= WHAT THE TASK REQUIRES =
Write out the entire listing below exactly, with the pictures left out.

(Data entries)

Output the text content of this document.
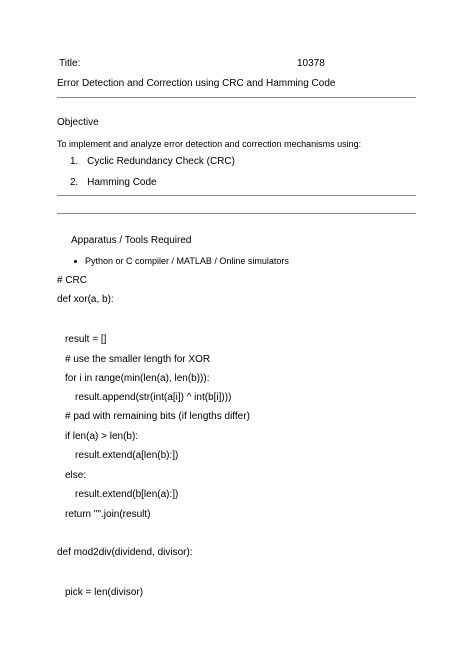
Title:	10378
Error Detection and Correction using CRC and Hamming Code
Objective
To implement and analyze error detection and correction mechanisms using:
1. Cyclic Redundancy Check (CRC)
2. Hamming Code
Apparatus / Tools Required
Python or C compiler / MATLAB / Online simulators
# CRC
def xor(a, b):
result = []
# use the smaller length for XOR
for i in range(min(len(a), len(b))):
result.append(str(int(a[i]) ^ int(b[i])))
# pad with remaining bits (if lengths differ)
if len(a) > len(b):
result.extend(a[len(b):])
else:
result.extend(b[len(a):])
return "".join(result)
def mod2div(dividend, divisor):
pick = len(divisor)
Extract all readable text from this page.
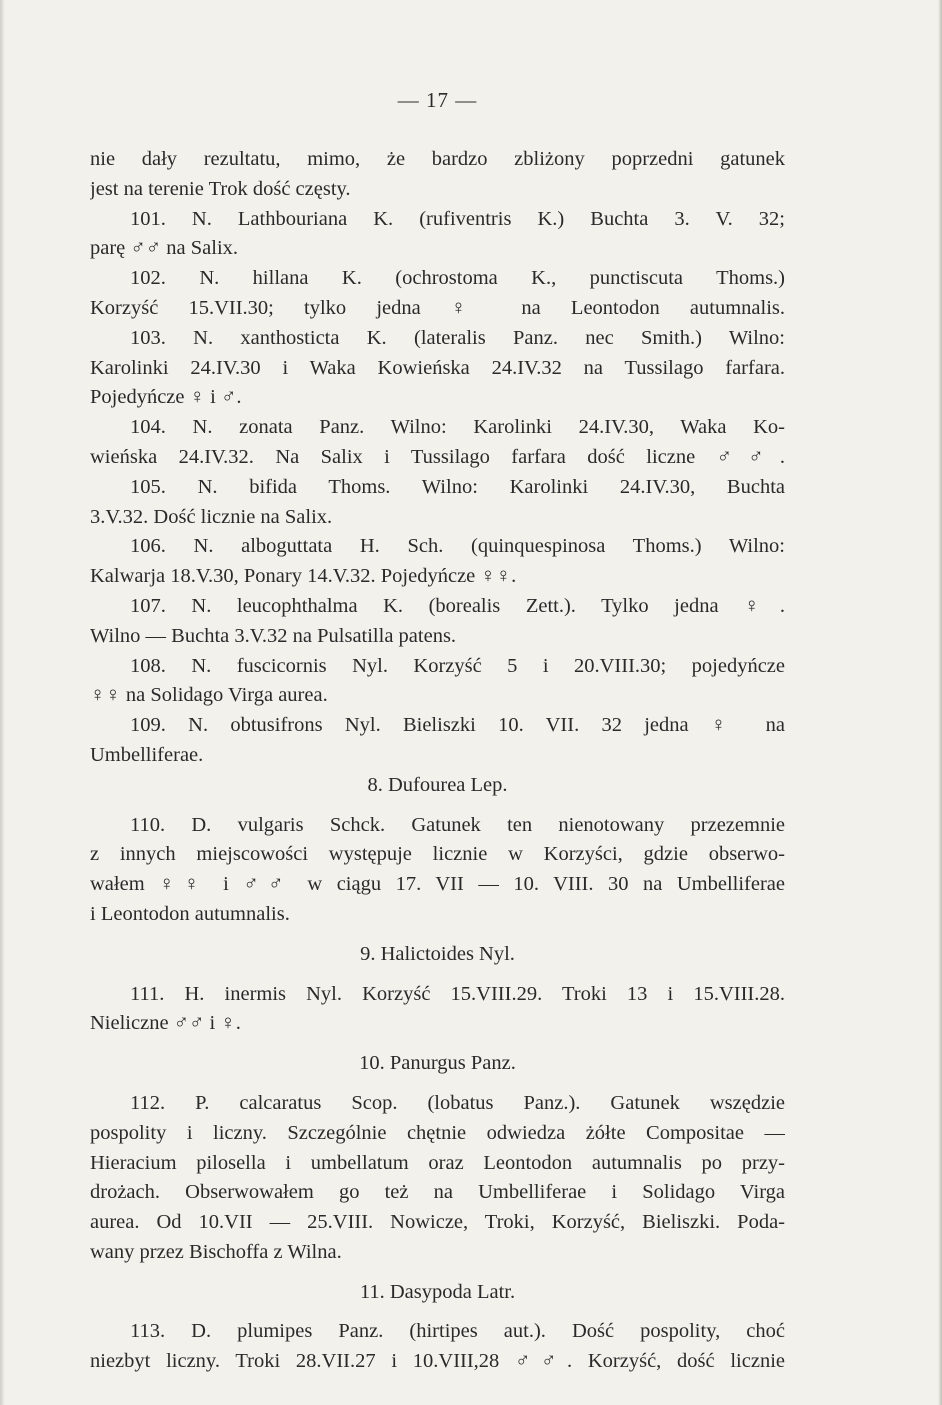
— 17 —
nie dały rezultatu, mimo, że bardzo zbliżony poprzedni gatunek
jest na terenie Trok dość częsty.
101. N. Lathbouriana K. (rufiventris K.) Buchta 3. V. 32;
parę ♂♂ na Salix.
102. N. hillana K. (ochrostoma K., punctiscuta Thoms.)
Korzyść 15.VII.30; tylko jedna ♀ na Leontodon autumnalis.
103. N. xanthosticta K. (lateralis Panz. nec Smith.) Wilno:
Karolinki 24.IV.30 i Waka Kowieńska 24.IV.32 na Tussilago farfara.
Pojedyńcze ♀ i ♂.
104. N. zonata Panz. Wilno: Karolinki 24.IV.30, Waka Ko-
wieńska 24.IV.32. Na Salix i Tussilago farfara dość liczne ♂♂.
105. N. bifida Thoms. Wilno: Karolinki 24.IV.30, Buchta
3.V.32. Dość licznie na Salix.
106. N. alboguttata H. Sch. (quinquespinosa Thoms.) Wilno:
Kalwarja 18.V.30, Ponary 14.V.32. Pojedyńcze ♀♀.
107. N. leucophthalma K. (borealis Zett.). Tylko jedna ♀.
Wilno — Buchta 3.V.32 na Pulsatilla patens.
108. N. fuscicornis Nyl. Korzyść 5 i 20.VIII.30; pojedyńcze
♀♀ na Solidago Virga aurea.
109. N. obtusifrons Nyl. Bieliszki 10. VII. 32 jedna ♀ na
Umbelliferae.
8. Dufourea Lep.
110. D. vulgaris Schck. Gatunek ten nienotowany przezemnie
z innych miejscowości występuje licznie w Korzyści, gdzie obserwo-
wałem ♀♀ i ♂♂ w ciągu 17. VII — 10. VIII. 30 na Umbelliferae
i Leontodon autumnalis.
9. Halictoides Nyl.
111. H. inermis Nyl. Korzyść 15.VIII.29. Troki 13 i 15.VIII.28.
Nieliczne ♂♂ i ♀.
10. Panurgus Panz.
112. P. calcaratus Scop. (lobatus Panz.). Gatunek wszędzie
pospolity i liczny. Szczególnie chętnie odwiedza żółte Compositae —
Hieracium pilosella i umbellatum oraz Leontodon autumnalis po przy-
drożach. Obserwowałem go też na Umbelliferae i Solidago Virga
aurea. Od 10.VII — 25.VIII. Nowicze, Troki, Korzyść, Bieliszki. Poda-
wany przez Bischoffa z Wilna.
11. Dasypoda Latr.
113. D. plumipes Panz. (hirtipes aut.). Dość pospolity, choć
niezbyt liczny. Troki 28.VII.27 i 10.VIII,28 ♂♂. Korzyść, dość licznie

= SOLUTION TO THE EXERCISE =
Output the text content of this document.
Title:	10378
Error Detection and Correction using CRC and Hamming Code
Objective
To implement and analyze error detection and correction mechanisms using:
1. Cyclic Redundancy Check (CRC)
2. Hamming Code
Apparatus / Tools Required
Python or C compiler / MATLAB / Online simulators
# CRC
def xor(a, b):
result = []
# use the smaller length for XOR
for i in range(min(len(a), len(b))):
result.append(str(int(a[i]) ^ int(b[i])))
# pad with remaining bits (if lengths differ)
if len(a) > len(b):
result.extend(a[len(b):])
else:
result.extend(b[len(a):])
return "".join(result)
def mod2div(dividend, divisor):
pick = len(divisor)
Extract all readable text from this page.
— 17 —
nie dały rezultatu, mimo, że bardzo zbliżony poprzedni gatunek
jest na terenie Trok dość częsty.
101. N. Lathbouriana K. (rufiventris K.) Buchta 3. V. 32;
parę ♂♂ na Salix.
102. N. hillana K. (ochrostoma K., punctiscuta Thoms.)
Korzyść 15.VII.30; tylko jedna ♀ na Leontodon autumnalis.
103. N. xanthosticta K. (lateralis Panz. nec Smith.) Wilno:
Karolinki 24.IV.30 i Waka Kowieńska 24.IV.32 na Tussilago farfara.
Pojedyńcze ♀ i ♂.
104. N. zonata Panz. Wilno: Karolinki 24.IV.30, Waka Ko-
wieńska 24.IV.32. Na Salix i Tussilago farfara dość liczne ♂♂.
105. N. bifida Thoms. Wilno: Karolinki 24.IV.30, Buchta
3.V.32. Dość licznie na Salix.
106. N. alboguttata H. Sch. (quinquespinosa Thoms.) Wilno:
Kalwarja 18.V.30, Ponary 14.V.32. Pojedyńcze ♀♀.
107. N. leucophthalma K. (borealis Zett.). Tylko jedna ♀.
Wilno — Buchta 3.V.32 na Pulsatilla patens.
108. N. fuscicornis Nyl. Korzyść 5 i 20.VIII.30; pojedyńcze
♀♀ na Solidago Virga aurea.
109. N. obtusifrons Nyl. Bieliszki 10. VII. 32 jedna ♀ na
Umbelliferae.
8. Dufourea Lep.
110. D. vulgaris Schck. Gatunek ten nienotowany przezemnie
z innych miejscowości występuje licznie w Korzyści, gdzie obserwo-
wałem ♀♀ i ♂♂ w ciągu 17. VII — 10. VIII. 30 na Umbelliferae
i Leontodon autumnalis.
9. Halictoides Nyl.
111. H. inermis Nyl. Korzyść 15.VIII.29. Troki 13 i 15.VIII.28.
Nieliczne ♂♂ i ♀.
10. Panurgus Panz.
112. P. calcaratus Scop. (lobatus Panz.). Gatunek wszędzie
pospolity i liczny. Szczególnie chętnie odwiedza żółte Compositae —
Hieracium pilosella i umbellatum oraz Leontodon autumnalis po przy-
drożach. Obserwowałem go też na Umbelliferae i Solidago Virga
aurea. Od 10.VII — 25.VIII. Nowicze, Troki, Korzyść, Bieliszki. Poda-
wany przez Bischoffa z Wilna.
11. Dasypoda Latr.
113. D. plumipes Panz. (hirtipes aut.). Dość pospolity, choć
niezbyt liczny. Troki 28.VII.27 i 10.VIII,28 ♂♂. Korzyść, dość licznie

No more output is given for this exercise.